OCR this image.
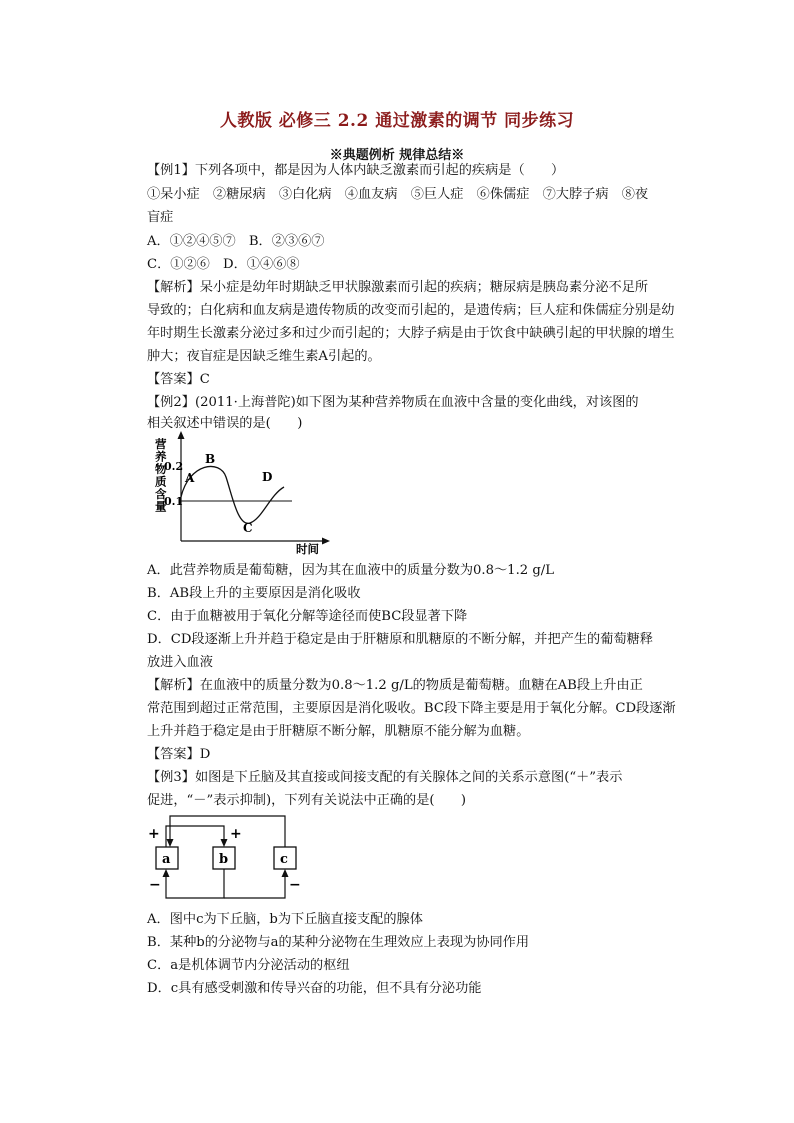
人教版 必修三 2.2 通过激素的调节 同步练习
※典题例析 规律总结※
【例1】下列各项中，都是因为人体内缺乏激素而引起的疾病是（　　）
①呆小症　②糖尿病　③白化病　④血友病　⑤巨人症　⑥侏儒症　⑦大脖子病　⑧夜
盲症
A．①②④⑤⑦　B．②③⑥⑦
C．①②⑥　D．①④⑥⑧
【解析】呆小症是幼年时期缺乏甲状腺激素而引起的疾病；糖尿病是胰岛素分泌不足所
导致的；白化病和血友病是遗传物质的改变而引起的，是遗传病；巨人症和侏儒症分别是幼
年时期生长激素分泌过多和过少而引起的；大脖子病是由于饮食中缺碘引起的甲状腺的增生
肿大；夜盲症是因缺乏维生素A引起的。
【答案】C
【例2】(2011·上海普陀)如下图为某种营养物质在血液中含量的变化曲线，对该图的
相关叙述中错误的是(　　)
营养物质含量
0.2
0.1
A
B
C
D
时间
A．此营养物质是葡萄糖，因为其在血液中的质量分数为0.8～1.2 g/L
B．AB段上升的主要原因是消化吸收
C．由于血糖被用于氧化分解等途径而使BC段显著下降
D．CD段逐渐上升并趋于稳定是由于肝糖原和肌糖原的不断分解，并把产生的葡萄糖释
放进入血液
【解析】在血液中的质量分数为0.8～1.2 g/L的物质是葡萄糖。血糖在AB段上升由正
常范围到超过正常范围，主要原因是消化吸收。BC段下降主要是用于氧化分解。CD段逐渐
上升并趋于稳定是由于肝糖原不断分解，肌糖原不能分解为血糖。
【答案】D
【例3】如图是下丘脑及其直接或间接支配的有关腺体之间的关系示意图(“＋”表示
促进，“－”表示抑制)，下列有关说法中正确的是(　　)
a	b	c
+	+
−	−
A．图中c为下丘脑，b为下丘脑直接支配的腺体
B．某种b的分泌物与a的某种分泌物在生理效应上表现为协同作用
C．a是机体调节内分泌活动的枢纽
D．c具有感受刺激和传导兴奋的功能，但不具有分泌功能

══════

**TASK REQUIREMENTS:** Print out the whole of the material word for word, without pictures.

**TASK RESULT:**
OCR this image.
人教版 必修三 2.2 通过激素的调节 同步练习
※典题例析 规律总结※
【例1】下列各项中，都是因为人体内缺乏激素而引起的疾病是（　　）
①呆小症　②糖尿病　③白化病　④血友病　⑤巨人症　⑥侏儒症　⑦大脖子病　⑧夜
盲症
A．①②④⑤⑦　B．②③⑥⑦
C．①②⑥　D．①④⑥⑧
【解析】呆小症是幼年时期缺乏甲状腺激素而引起的疾病；糖尿病是胰岛素分泌不足所
导致的；白化病和血友病是遗传物质的改变而引起的，是遗传病；巨人症和侏儒症分别是幼
年时期生长激素分泌过多和过少而引起的；大脖子病是由于饮食中缺碘引起的甲状腺的增生
肿大；夜盲症是因缺乏维生素A引起的。
【答案】C
【例2】(2011·上海普陀)如下图为某种营养物质在血液中含量的变化曲线，对该图的
相关叙述中错误的是(　　)
营养物质含量
0.2
0.1
A
B
C
D
时间
A．此营养物质是葡萄糖，因为其在血液中的质量分数为0.8～1.2 g/L
B．AB段上升的主要原因是消化吸收
C．由于血糖被用于氧化分解等途径而使BC段显著下降
D．CD段逐渐上升并趋于稳定是由于肝糖原和肌糖原的不断分解，并把产生的葡萄糖释
放进入血液
【解析】在血液中的质量分数为0.8～1.2 g/L的物质是葡萄糖。血糖在AB段上升由正
常范围到超过正常范围，主要原因是消化吸收。BC段下降主要是用于氧化分解。CD段逐渐
上升并趋于稳定是由于肝糖原不断分解，肌糖原不能分解为血糖。
【答案】D
【例3】如图是下丘脑及其直接或间接支配的有关腺体之间的关系示意图(“＋”表示
促进，“－”表示抑制)，下列有关说法中正确的是(　　)
a	b	c
+	+
−	−
A．图中c为下丘脑，b为下丘脑直接支配的腺体
B．某种b的分泌物与a的某种分泌物在生理效应上表现为协同作用
C．a是机体调节内分泌活动的枢纽
D．c具有感受刺激和传导兴奋的功能，但不具有分泌功能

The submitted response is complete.